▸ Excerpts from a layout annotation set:

----------

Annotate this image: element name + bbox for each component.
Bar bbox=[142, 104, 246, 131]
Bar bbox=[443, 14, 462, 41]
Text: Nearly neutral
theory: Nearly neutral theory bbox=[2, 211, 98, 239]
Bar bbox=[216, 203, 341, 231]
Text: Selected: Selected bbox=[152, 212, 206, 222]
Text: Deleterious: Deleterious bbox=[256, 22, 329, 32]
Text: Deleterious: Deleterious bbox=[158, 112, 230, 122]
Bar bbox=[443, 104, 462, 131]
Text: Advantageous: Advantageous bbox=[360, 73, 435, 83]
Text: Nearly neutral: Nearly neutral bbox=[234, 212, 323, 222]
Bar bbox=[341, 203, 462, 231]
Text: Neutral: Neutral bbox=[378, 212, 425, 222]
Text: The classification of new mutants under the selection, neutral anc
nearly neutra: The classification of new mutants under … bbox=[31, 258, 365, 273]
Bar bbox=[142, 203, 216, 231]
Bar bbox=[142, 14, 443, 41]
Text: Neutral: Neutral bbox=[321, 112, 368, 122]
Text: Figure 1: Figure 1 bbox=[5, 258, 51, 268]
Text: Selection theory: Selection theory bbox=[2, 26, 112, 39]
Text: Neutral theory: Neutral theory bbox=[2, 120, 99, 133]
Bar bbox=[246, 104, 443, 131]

----------

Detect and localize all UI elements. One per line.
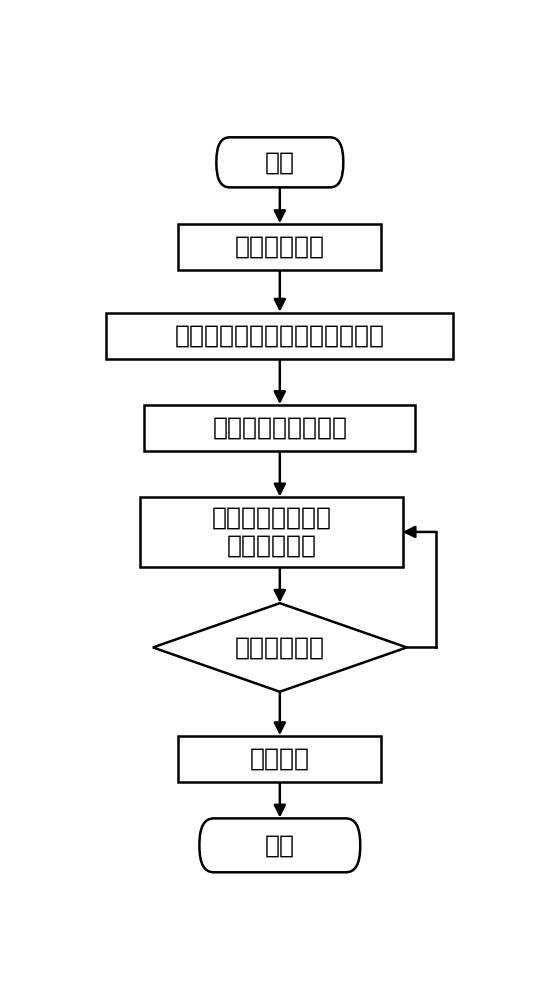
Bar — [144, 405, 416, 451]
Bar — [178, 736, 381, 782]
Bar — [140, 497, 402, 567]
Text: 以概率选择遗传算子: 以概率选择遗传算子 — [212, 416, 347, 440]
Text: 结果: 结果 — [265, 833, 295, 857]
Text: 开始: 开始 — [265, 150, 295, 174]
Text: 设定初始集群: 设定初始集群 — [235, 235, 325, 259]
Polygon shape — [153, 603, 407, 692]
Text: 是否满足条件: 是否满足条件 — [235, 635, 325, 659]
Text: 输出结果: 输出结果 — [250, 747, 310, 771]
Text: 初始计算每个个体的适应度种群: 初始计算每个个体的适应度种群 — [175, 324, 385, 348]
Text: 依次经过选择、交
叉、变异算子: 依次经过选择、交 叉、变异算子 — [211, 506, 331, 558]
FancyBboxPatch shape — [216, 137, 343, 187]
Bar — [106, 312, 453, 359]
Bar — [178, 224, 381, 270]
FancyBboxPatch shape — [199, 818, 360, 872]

----------

▸ EXERCISE GOAL: Retype the items verbatim, starting at the line containing "Bar — [144, 405, 416, 451]" and continuing down to the line containing "FancyBboxPatch shape — [199, 818, 360, 872]", with both of those lines included.

▸ OUTPUT OF THE EXERCISE:
Bar — [144, 405, 416, 451]
Bar — [178, 736, 381, 782]
Bar — [140, 497, 402, 567]
Text: 以概率选择遗传算子: 以概率选择遗传算子 — [212, 416, 347, 440]
Text: 结果: 结果 — [265, 833, 295, 857]
Text: 开始: 开始 — [265, 150, 295, 174]
Text: 设定初始集群: 设定初始集群 — [235, 235, 325, 259]
Polygon shape — [153, 603, 407, 692]
Text: 是否满足条件: 是否满足条件 — [235, 635, 325, 659]
Text: 输出结果: 输出结果 — [250, 747, 310, 771]
Text: 初始计算每个个体的适应度种群: 初始计算每个个体的适应度种群 — [175, 324, 385, 348]
Text: 依次经过选择、交
叉、变异算子: 依次经过选择、交 叉、变异算子 — [211, 506, 331, 558]
FancyBboxPatch shape — [216, 137, 343, 187]
Bar — [106, 312, 453, 359]
Bar — [178, 224, 381, 270]
FancyBboxPatch shape — [199, 818, 360, 872]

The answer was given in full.